▶ The input
>> Start

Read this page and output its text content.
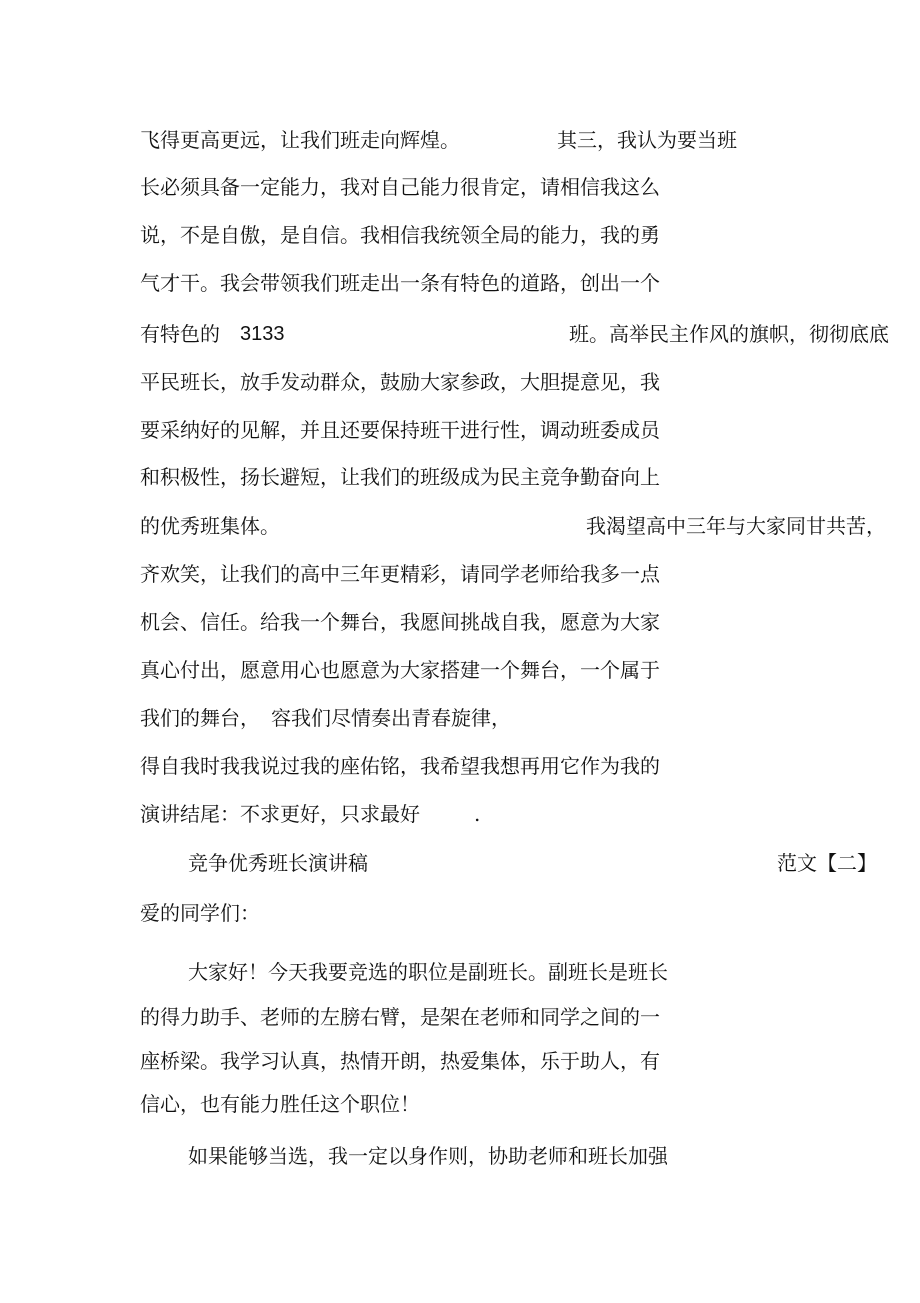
飞得更高更远，让我们班走向辉煌。	其三，我认为要当班
长必须具备一定能力，我对自己能力很肯定，请相信我这么
说，不是自傲，是自信。我相信我统领全局的能力，我的勇
气才干。我会带领我们班走出一条有特色的道路，创出一个
有特色的 3133	班。高举民主作风的旗帜，彻彻底底
平民班长，放手发动群众，鼓励大家参政，大胆提意见，我
要采纳好的见解，并且还要保持班干进行性，调动班委成员
和积极性，扬长避短，让我们的班级成为民主竞争勤奋向上
的优秀班集体。	我渴望高中三年与大家同甘共苦，
齐欢笑，让我们的高中三年更精彩，请同学老师给我多一点
机会、信任。给我一个舞台，我愿间挑战自我，愿意为大家
真心付出，愿意用心也愿意为大家搭建一个舞台，一个属于
我们的舞台， 容我们尽情奏出青春旋律，
得自我时我我说过我的座佑铭，我希望我想再用它作为我的
演讲结尾：不求更好，只求最好	.
竞争优秀班长演讲稿	范文【二】
爱的同学们：
大家好！今天我要竞选的职位是副班长。副班长是班长
的得力助手、老师的左膀右臂，是架在老师和同学之间的一
座桥梁。我学习认真，热情开朗，热爱集体，乐于助人，有
信心，也有能力胜任这个职位！
如果能够当选，我一定以身作则，协助老师和班长加强
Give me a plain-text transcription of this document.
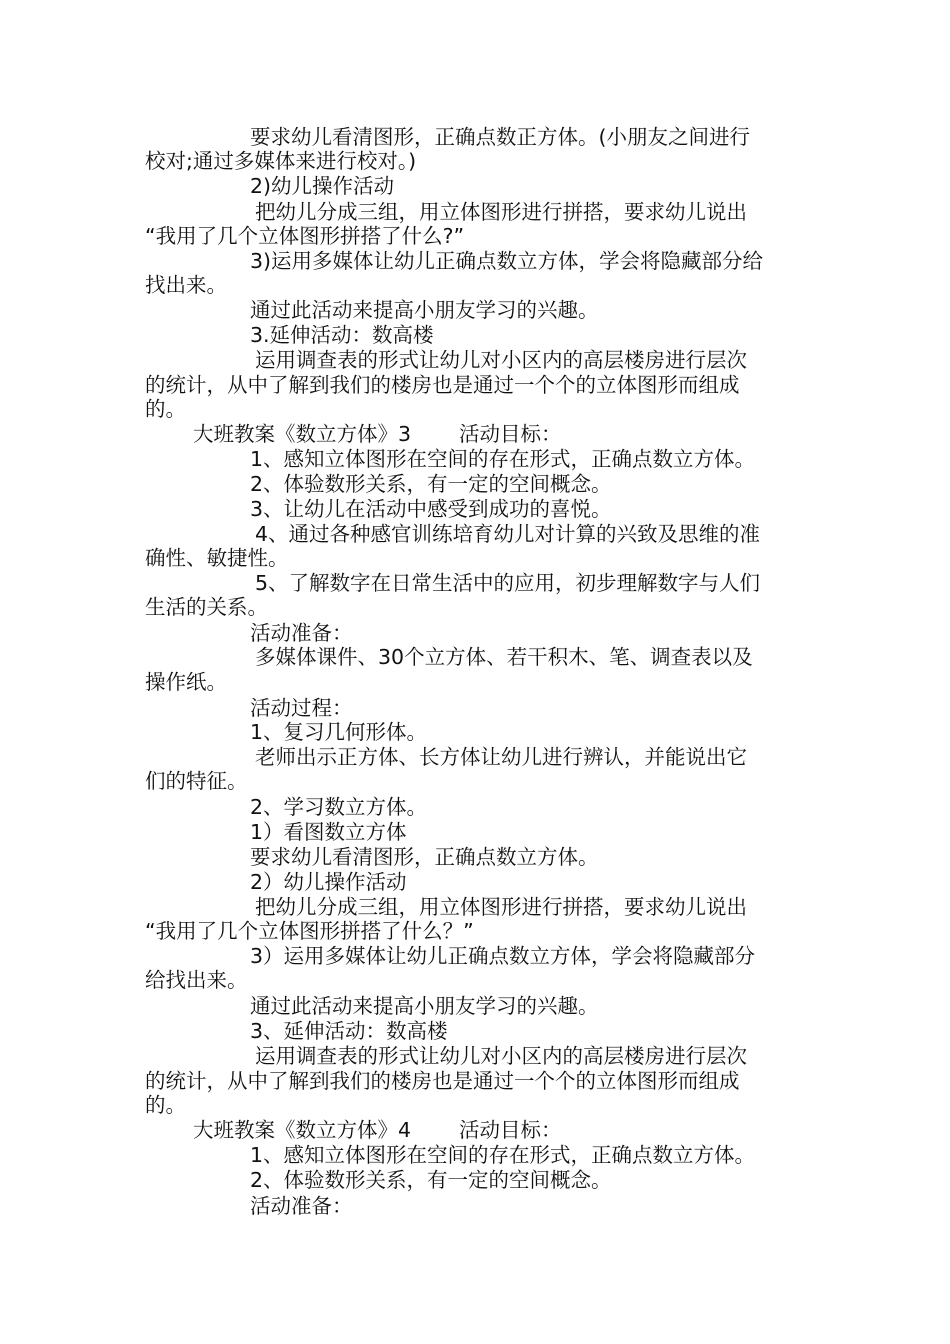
要求幼儿看清图形，正确点数正方体。(小朋友之间进行
校对;通过多媒体来进行校对。)
2)幼儿操作活动
把幼儿分成三组，用立体图形进行拼搭，要求幼儿说出
“我用了几个立体图形拼搭了什么?”
3)运用多媒体让幼儿正确点数立方体，学会将隐藏部分给
找出来。
通过此活动来提高小朋友学习的兴趣。
3.延伸活动：数高楼
运用调查表的形式让幼儿对小区内的高层楼房进行层次
的统计，从中了解到我们的楼房也是通过一个个的立体图形而组成
的。
大班教案《数立方体》3 活动目标：
1、感知立体图形在空间的存在形式，正确点数立方体。
2、体验数形关系，有一定的空间概念。
3、让幼儿在活动中感受到成功的喜悦。
4、通过各种感官训练培育幼儿对计算的兴致及思维的准
确性、敏捷性。
5、了解数字在日常生活中的应用，初步理解数字与人们
生活的关系。
活动准备：
多媒体课件、30个立方体、若干积木、笔、调查表以及
操作纸。
活动过程：
1、复习几何形体。
老师出示正方体、长方体让幼儿进行辨认，并能说出它
们的特征。
2、学习数立方体。
1）看图数立方体
要求幼儿看清图形，正确点数立方体。
2）幼儿操作活动
把幼儿分成三组，用立体图形进行拼搭，要求幼儿说出
“我用了几个立体图形拼搭了什么？”
3）运用多媒体让幼儿正确点数立方体，学会将隐藏部分
给找出来。
通过此活动来提高小朋友学习的兴趣。
3、延伸活动：数高楼
运用调查表的形式让幼儿对小区内的高层楼房进行层次
的统计，从中了解到我们的楼房也是通过一个个的立体图形而组成
的。
大班教案《数立方体》4 活动目标：
1、感知立体图形在空间的存在形式，正确点数立方体。
2、体验数形关系，有一定的空间概念。
活动准备：
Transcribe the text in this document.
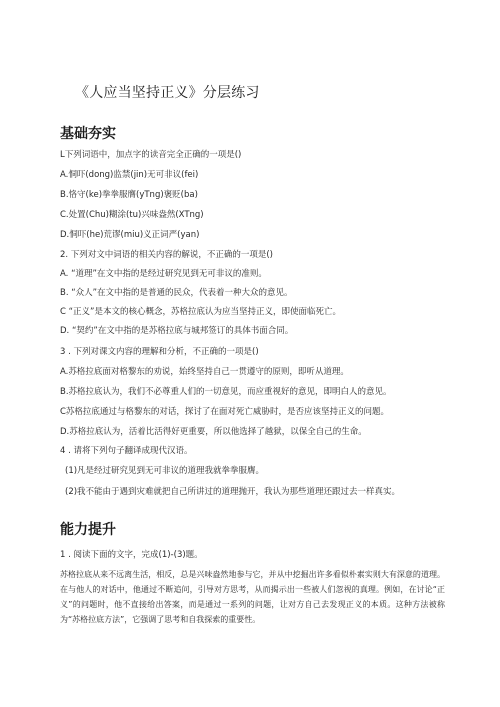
《人应当坚持正义》分层练习
基础夯实
L下列词语中，加点字的读音完全正确的一项是()
A.恫吓(dong)监禁(jin)无可非议(fei)
B.恪守(ke)拳拳服膺(yTng)褒贬(ba)
C.处置(Chu)糊涂(tu)兴味盎然(XTng)
D.恫吓(he)荒谬(miu)义正词严(yan)
2. 下列对文中词语的相关内容的解说，不正确的一项是()
A. “道理”在文中指的是经过研究见到无可非议的准则。
B. “众人”在文中指的是普通的民众，代表着一种大众的意见。
C “正义”是本文的核心概念，苏格拉底认为应当坚持正义，即使面临死亡。
D. “契约”在文中指的是苏格拉底与城邦签订的具体书面合同。
3 . 下列对课文内容的理解和分析，不正确的一项是()
A.苏格拉底面对格黎东的劝说，始终坚持自己一贯遵守的原则，即听从道理。
B.苏格拉底认为，我们不必尊重人们的一切意见，而应重视好的意见，即明白人的意见。
C苏格拉底通过与格黎东的对话，探讨了在面对死亡威胁时，是否应该坚持正义的问题。
D.苏格拉底认为，活着比活得好更重要，所以他选择了越狱，以保全自己的生命。
4 . 请将下列句子翻译成现代汉语。
(1)凡是经过研究见到无可非议的道理我就拳拳服膺。
(2)我不能由于遇到灾难就把自己所讲过的道理抛开，我认为那些道理还跟过去一样真实。
能力提升
1 . 阅读下面的文字，完成(1)-(3)题。
苏格拉底从来不远离生活，相反，总是兴味盎然地参与它，并从中挖掘出许多看似朴素实则大有深意的道理。在与他人的对话中，他通过不断追问，引导对方思考，从而揭示出一些被人们忽视的真理。例如，在讨论“正义”的问题时，他不直接给出答案，而是通过一系列的问题，让对方自己去发现正义的本质。这种方法被称为“苏格拉底方法”，它强调了思考和自我探索的重要性。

>> End

▶ Short exercise
Report every line containing the word "text" from the listing above.

▶ Result below
Read this page and output its text content.
Give me a plain-text transcription of this document.
Transcribe the text in this document.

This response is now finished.